* **引用文**:
═══
トンキさんの質問が面白かったので、
ちょっと長く書いてみます。
文化とはなにか。
なにが文化たるか。
僕は、文化には男的なものと女的なものがあると考えています。
ジェンダー論がやかましくいったとしても、
それは伝統的な人間が継いできたものなので、
男的、女的とよぶことにします。
男的なものは、
世界を前に進めるものです。
こういう新しい考え方がある、
こういう新世界がある、
こういう改良をすると、もっと良くなる、
それはリスクを伴い、死ぬかもしれないが、
家族や一族をよりよい方向に導く可能性があるなら、
それに賭けてゆく、一種の冒険です。
女的なものは、世界をいやすものです。
傷ついたものをやさしく包み込み、
自信を回復させ、再び立ち上がる元気や勇気をわいてこさせるもので、
ちいさな差異を重視して、
攻撃をしないもので、
同質性の確認でつながっていくものです。
男的なものは、
同質性よりも異質を尊びます。
今までの世界から比べて、
新しいものであるからには、
異質なものでないと意味がないからです。
女的なものは、世界の維持、
男的なものは、世界の革新に、
関係していると考えます。
もちろん、男の中に女的なものがあってもいいし、
女の中に男的なものがあってもいいです。
各自の性と性質が一致しなくてもよく、
それらを便宜上そう呼んでいるだけです。
ある人に向かって、
「あなたはこういう人なのね、そのままで素敵よ」
といやすのは女的な文化、
「お前それじゃだめだろ、新しいものを持ってこい」
と鼓舞するのは、男的な文化です。
で。
メアリースー的な文化の話をしましょう。
メアリースーはサービス業です。
キャバクラ嬢がわかりやすいでしょう。
なにを言っても聞いてくれて、すごいと言ってくれる、
そういうものです。ほんとはすごくないのに。
でもすごいと称賛されたくて、
人はそのようなサービスに金を払います。
「あなたが苦労することはなくて、
そのままでいいのです」というサービスはすべてこれです。
たとえば、家にいながらにして、
色々なものを買えるアマゾンは、サービスです。
で。
═══
* **データ部**:
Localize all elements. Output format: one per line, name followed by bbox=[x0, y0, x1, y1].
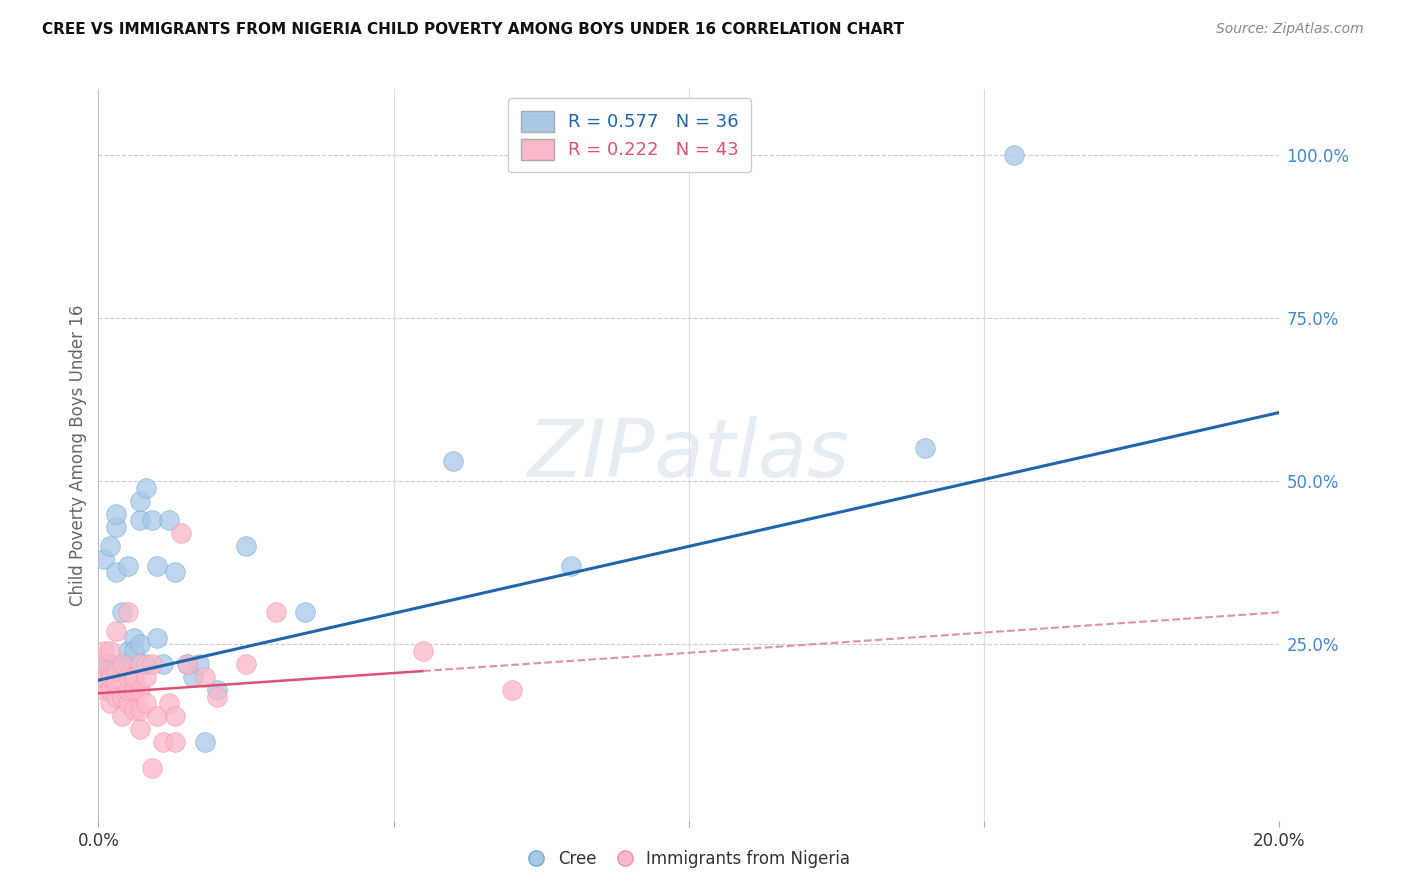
═══
* **指示**: 引用文のうち「女的なものは、世界をいやすものです。」から「異質なものでないと意味がないからです。」までを、両端を含めて一字一句違えずに書き写してください。 引用文だけを手がかりにして取り組んでください。

* **期待される出力**:
女的なものは、世界をいやすものです。
傷ついたものをやさしく包み込み、
自信を回復させ、再び立ち上がる元気や勇気をわいてこさせるもので、
ちいさな差異を重視して、
攻撃をしないもので、
同質性の確認でつながっていくものです。
男的なものは、
同質性よりも異質を尊びます。
今までの世界から比べて、
新しいものであるからには、
異質なものでないと意味がないからです。